The Levenshtein Distance algorithm is named after the Russian scientist Vladimir Levenshtein, who devised the algorithm in 1965. The Levenshtein edit distance is the number of insertions, deletions, or replacements of single characters that are required to convert one string to the other.

Character transposition is detected. Transposition is given a cost of 1.

Transposition detection is taken from: Berghel, Hal; Roach, David:
“An Extension of Ukkonen’s Enhanced Dynamic Programming ASM Algorithm”

A Levenshtein Distance of 2, 3, or more characters is meaningless without evaluating the lengths of the two comparison strings as well.

Public Function LevDist(ByVal pStr1, ByVal pStr2) As Integer
'******************** Levenshtein Distance *********************
'* Levenshtein Distance algorithm is named after the Russian
'* scientist Vladimir Levenshtein, who devised the algorithm
'* in 1965
'* Levenshtein edit distance is the number of insertions,
'* deletions, or replacements of single characters that are
'* required to convert one string to the other.

* [RECORDED INFORMATION]
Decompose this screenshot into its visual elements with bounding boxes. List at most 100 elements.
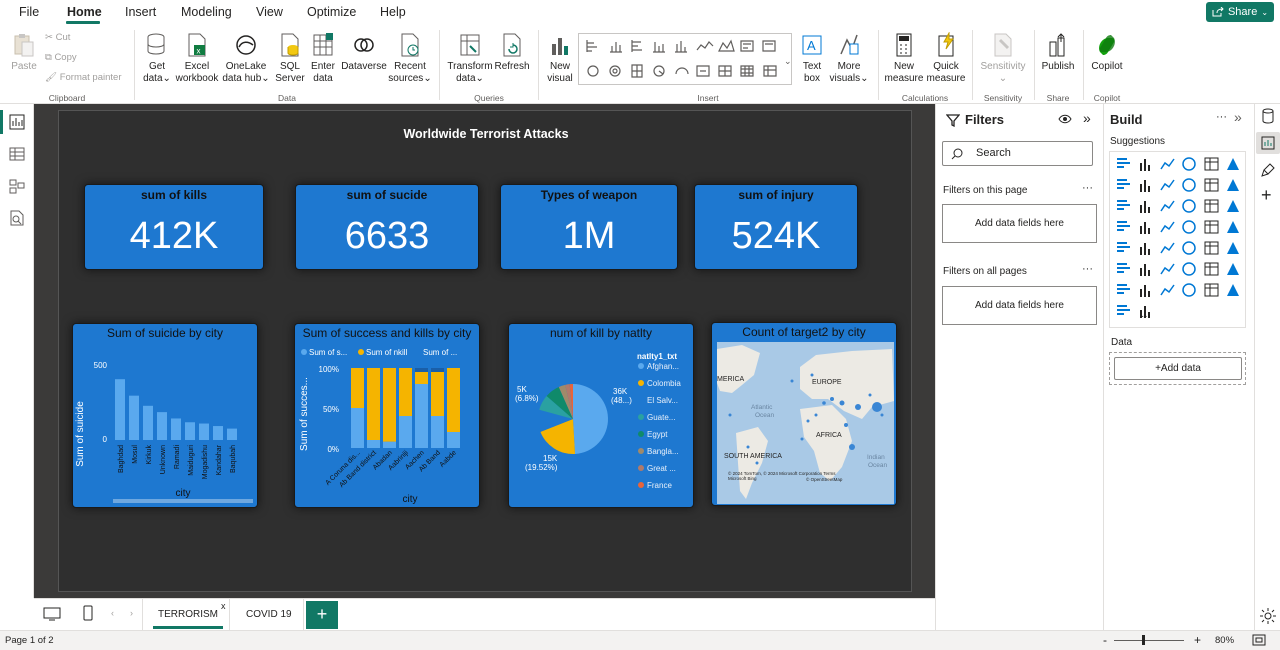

* [TASK 1] According to the Levenshtein distance text, in what year did Vladimir Levenshtein devise the algorithm?
* [TASK 2]
Decide whether each statement agrees with the Levenshtein distance text:
(a) Character transposition is given a cost of 2.
(b) The Levenshtein edit distance counts insertions, deletions, or replacements of single characters.
(c) A Levenshtein Distance of 2 or 3 characters is meaningful on its own, without regard to the lengths of the strings.
* [TASK 3] Pick up the Levenshtein distance text where it stops and write what comes next.

* [RIGHT ANSWER 1] 1965

* [RIGHT ANSWER 2]
(a) No: "Transposition is given a cost of 1."
(b) Yes: "the number of insertions, deletions, or replacements of single characters that are required to convert one string to the other"
(c) No: "is meaningless without evaluating the lengths of the two comparison strings as well"

* [RIGHT ANSWER 3]
'* Character transposition is detected in Step 6A.
'* Transposition is given a cost of 1.
'* pStr1 and pStr2 are arrays.
'* Normally Levenshtein edit distance is symmetric.
'* That is, LevDist(pStr1 , pStr2) is the same as
'* LevDist(pStr2 , pStr1).
'* pStr1 and pStr2 are arrays.
Dim n As Integer, m As Integer, matrix() As Integer
Dim i As Integer, j As Integer, cost As Integer, t_j, s_i
Dim above As Integer, left As Integer, diag As Integer
Dim cell As Integer
Dim trans As Integer

   ' Step 1

      n = UBound(pStr1)
      m = UBound(pStr2)

         If n = 0 Then
            LevDist = 0
            GoTo LevDistXit
         End If
         If m = 0 Then
            LevDist = 0
            GoTo LevDistXit
         End If

      ReDim matrix(n + 1, m + 1)

   ' Step 2

   For i = 0 To n
      matrix(i, 0) = i
   Next i

   For j = 0 To m
      matrix(0, j) = j
   Next j

   ' Step 3

   For i = 1 To n

      s_i = pStr1(i - 1)

   ' Step 4

   For j = 1 To m

      t_j = pStr2(j - 1)

   ' Step 5

   cost = 0

      If Not IsEmpty(s_i) And Not IsEmpty(t_j) Then
         If s_i <> t_j Then
            cost = 1
         End If
      End If

   ' Step 6

   above = matrix(i - 1, j)
   left  = matrix(i, j - 1)
   diag  = matrix(i - 1, j - 1)
   cell  = Minimum((above + 1), (left + 1), (diag + cost))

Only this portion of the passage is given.